* start Input for this task *

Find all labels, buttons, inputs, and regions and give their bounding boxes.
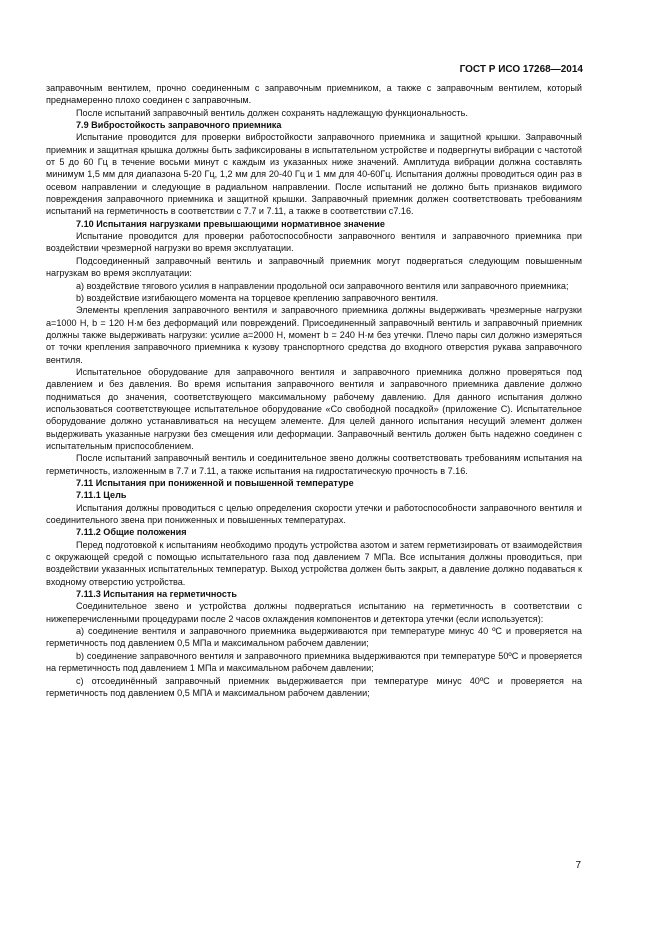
document-body — [46, 82, 582, 699]
paragraph: Соединительное звено и устройства должны подвергаться испытанию на герметичность в соответствии с нижеперечисленными процедурами после 2 часов охлаждения компонентов и детектора утечки (если используется): — [46, 601, 582, 624]
paragraph: заправочным вентилем, прочно соединенным с заправочным приемником, а также с заправочным вентилем, который преднамеренно плохо соединен с заправочным. — [46, 83, 582, 106]
paragraph: После испытаний заправочный вентиль и соединительное звено должны соответствовать требованиям испытания на герметичность, изложенным в 7.7 и 7.11, а также испытания на гидростатическую прочность в 7.16. — [46, 453, 582, 476]
paragraph: Перед подготовкой к испытаниям необходимо продуть устройства азотом и затем герметизировать от взаимодействия с окружающей средой с помощью испытательного газа под давлением 7 МПа. Все испытания должны проводиться, при воздействии указанных испытательных температур. Выход устройства должен быть закрыт, а давление должно подаваться к входному отверстию устройства. — [46, 539, 582, 587]
paragraph: Испытание проводится для проверки работоспособности заправочного вентиля и заправочного приемника при воздействии чрезмерной нагрузки во время эксплуатации. — [46, 231, 582, 254]
page-number: 7 — [575, 860, 581, 871]
paragraph: После испытаний заправочный вентиль должен сохранять надлежащую функциональность. — [76, 107, 468, 118]
subsection-heading: 7.11.3 Испытания на герметичность — [76, 589, 237, 600]
paragraph: Испытание проводится для проверки вибростойкости заправочного приемника и защитной крышки. Заправочный приемник и защитная крышка должны быть зафиксированы в испытательном устройстве и подвергнуты вибрации с частотой от 5 до 60 Гц в течение восьми минут с каждым из указанных ниже значений. Амплитуда вибрации должна составлять минимум 1,5 мм для диапазона 5-20 Гц, 1,2 мм для 20-40 Гц и 1 мм для 40-60Гц. Испытания должны проводиться один раз в осевом направлении и следующие в радиальном направлении. После испытаний не должно быть признаков видимого повреждения заправочного приемника и защитной крышки. Заправочный приемник должен соответствовать требованиям испытаний на герметичность в соответствии с 7.7 и 7.11, а также в соответствии с7.16. — [46, 132, 582, 217]
subsection-heading: 7.11.1 Цель — [76, 490, 127, 501]
section-heading: 7.10 Испытания нагрузками превышающими нормативное значение — [76, 218, 385, 229]
standard-header: ГОСТ Р ИСО 17268—2014 — [459, 64, 583, 75]
paragraph: Испытательное оборудование для заправочного вентиля и заправочного приемника должно проверяться под давлением и без давления. Во время испытания заправочного вентиля и заправочного приемника давление должно подниматься до значения, соответствующего максимальному рабочему давлению. Для данного испытания должно использоваться соответствующее испытательное оборудование «Со свободной посадкой» (приложение С). Испытательное оборудование должно устанавливаться на несущем элементе. Для целей данного испытания несущий элемент должен выдерживать указанные нагрузки без смещения или деформации. Заправочный вентиль должен быть надежно соединен с испытательным приспособлением. — [46, 366, 582, 451]
paragraph: Испытания должны проводиться с целью определения скорости утечки и работоспособности заправочного вентиля и соединительного звена при пониженных и повышенных температурах. — [46, 502, 582, 526]
subsection-heading: 7.11.2 Общие положения — [76, 527, 187, 538]
list-item: а) соединение вентиля и заправочного приемника выдерживаются при температуре минус 40 ºС и проверяется на герметичность под давлением 0,5 МПа и максимальном рабочем давлении; — [46, 626, 582, 649]
paragraph: Подсоединенный заправочный вентиль и заправочный приемник могут подвергаться следующим повышенным нагрузкам во время эксплуатации: — [46, 255, 582, 279]
section-heading: 7.9 Вибростойкость заправочного приемника — [76, 120, 282, 131]
list-item: а) воздействие тягового усилия в направлении продольной оси заправочного вентиля или заправочного приемника; — [76, 280, 569, 291]
list-item: b) воздействие изгибающего момента на торцевое креплению заправочного вентиля. — [76, 292, 439, 303]
list-item: с) отсоединённый заправочный приемник выдерживается при температуре минус 40ºС и проверяется на герметичность под давлением 0,5 МПА и максимальном рабочем давлении; — [46, 675, 582, 698]
section-heading: 7.11 Испытания при пониженной и повышенной температуре — [76, 478, 354, 488]
list-item: b) соединение заправочного вентиля и заправочного приемника выдерживаются при температуре 50ºС и проверяется на герметичность под давлением 1 МПа и максимальном рабочем давлении; — [46, 650, 582, 674]
paragraph: Элементы крепления заправочного вентиля и заправочного приемника должны выдерживать чрезмерные нагрузки a=1000 Н, b = 120 Н·м без деформаций или повреждений. Присоединенный заправочный вентиль и заправочный приемник должны также выдерживать нагрузки: усилие a=2000 Н, момент b = 240 Н·м без утечки. Плечо пары сил должно измеряться от точки крепления заправочного приемника к кузову транспортного средства до входного отверстия рукава заправочного вентиля. — [46, 305, 582, 365]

* end Input for this task *

Aim: Reproduce all of the data above line for line, with no changes, but leave out the picture.

Right answer:
Find all labels, buttons, inputs, and regions and give their bounding boxes.
document-body — [46, 82, 582, 699]
paragraph: Соединительное звено и устройства должны подвергаться испытанию на герметичность в соответствии с нижеперечисленными процедурами после 2 часов охлаждения компонентов и детектора утечки (если используется): — [46, 601, 582, 624]
paragraph: заправочным вентилем, прочно соединенным с заправочным приемником, а также с заправочным вентилем, который преднамеренно плохо соединен с заправочным. — [46, 83, 582, 106]
paragraph: После испытаний заправочный вентиль и соединительное звено должны соответствовать требованиям испытания на герметичность, изложенным в 7.7 и 7.11, а также испытания на гидростатическую прочность в 7.16. — [46, 453, 582, 476]
paragraph: Перед подготовкой к испытаниям необходимо продуть устройства азотом и затем герметизировать от взаимодействия с окружающей средой с помощью испытательного газа под давлением 7 МПа. Все испытания должны проводиться, при воздействии указанных испытательных температур. Выход устройства должен быть закрыт, а давление должно подаваться к входному отверстию устройства. — [46, 539, 582, 587]
paragraph: Испытание проводится для проверки работоспособности заправочного вентиля и заправочного приемника при воздействии чрезмерной нагрузки во время эксплуатации. — [46, 231, 582, 254]
page-number: 7 — [575, 860, 581, 871]
paragraph: После испытаний заправочный вентиль должен сохранять надлежащую функциональность. — [76, 107, 468, 118]
subsection-heading: 7.11.3 Испытания на герметичность — [76, 589, 237, 600]
paragraph: Испытание проводится для проверки вибростойкости заправочного приемника и защитной крышки. Заправочный приемник и защитная крышка должны быть зафиксированы в испытательном устройстве и подвергнуты вибрации с частотой от 5 до 60 Гц в течение восьми минут с каждым из указанных ниже значений. Амплитуда вибрации должна составлять минимум 1,5 мм для диапазона 5-20 Гц, 1,2 мм для 20-40 Гц и 1 мм для 40-60Гц. Испытания должны проводиться один раз в осевом направлении и следующие в радиальном направлении. После испытаний не должно быть признаков видимого повреждения заправочного приемника и защитной крышки. Заправочный приемник должен соответствовать требованиям испытаний на герметичность в соответствии с 7.7 и 7.11, а также в соответствии с7.16. — [46, 132, 582, 217]
subsection-heading: 7.11.1 Цель — [76, 490, 127, 501]
section-heading: 7.10 Испытания нагрузками превышающими нормативное значение — [76, 218, 385, 229]
standard-header: ГОСТ Р ИСО 17268—2014 — [459, 64, 583, 75]
paragraph: Испытательное оборудование для заправочного вентиля и заправочного приемника должно проверяться под давлением и без давления. Во время испытания заправочного вентиля и заправочного приемника давление должно подниматься до значения, соответствующего максимальному рабочему давлению. Для данного испытания должно использоваться соответствующее испытательное оборудование «Со свободной посадкой» (приложение С). Испытательное оборудование должно устанавливаться на несущем элементе. Для целей данного испытания несущий элемент должен выдерживать указанные нагрузки без смещения или деформации. Заправочный вентиль должен быть надежно соединен с испытательным приспособлением. — [46, 366, 582, 451]
paragraph: Испытания должны проводиться с целью определения скорости утечки и работоспособности заправочного вентиля и соединительного звена при пониженных и повышенных температурах. — [46, 502, 582, 526]
subsection-heading: 7.11.2 Общие положения — [76, 527, 187, 538]
list-item: а) соединение вентиля и заправочного приемника выдерживаются при температуре минус 40 ºС и проверяется на герметичность под давлением 0,5 МПа и максимальном рабочем давлении; — [46, 626, 582, 649]
paragraph: Подсоединенный заправочный вентиль и заправочный приемник могут подвергаться следующим повышенным нагрузкам во время эксплуатации: — [46, 255, 582, 279]
section-heading: 7.9 Вибростойкость заправочного приемника — [76, 120, 282, 131]
list-item: а) воздействие тягового усилия в направлении продольной оси заправочного вентиля или заправочного приемника; — [76, 280, 569, 291]
list-item: b) воздействие изгибающего момента на торцевое креплению заправочного вентиля. — [76, 292, 439, 303]
list-item: с) отсоединённый заправочный приемник выдерживается при температуре минус 40ºС и проверяется на герметичность под давлением 0,5 МПА и максимальном рабочем давлении; — [46, 675, 582, 698]
section-heading: 7.11 Испытания при пониженной и повышенной температуре — [76, 478, 354, 488]
list-item: b) соединение заправочного вентиля и заправочного приемника выдерживаются при температуре 50ºС и проверяется на герметичность под давлением 1 МПа и максимальном рабочем давлении; — [46, 650, 582, 674]
paragraph: Элементы крепления заправочного вентиля и заправочного приемника должны выдерживать чрезмерные нагрузки a=1000 Н, b = 120 Н·м без деформаций или повреждений. Присоединенный заправочный вентиль и заправочный приемник должны также выдерживать нагрузки: усилие a=2000 Н, момент b = 240 Н·м без утечки. Плечо пары сил должно измеряться от точки крепления заправочного приемника к кузову транспортного средства до входного отверстия рукава заправочного вентиля. — [46, 305, 582, 365]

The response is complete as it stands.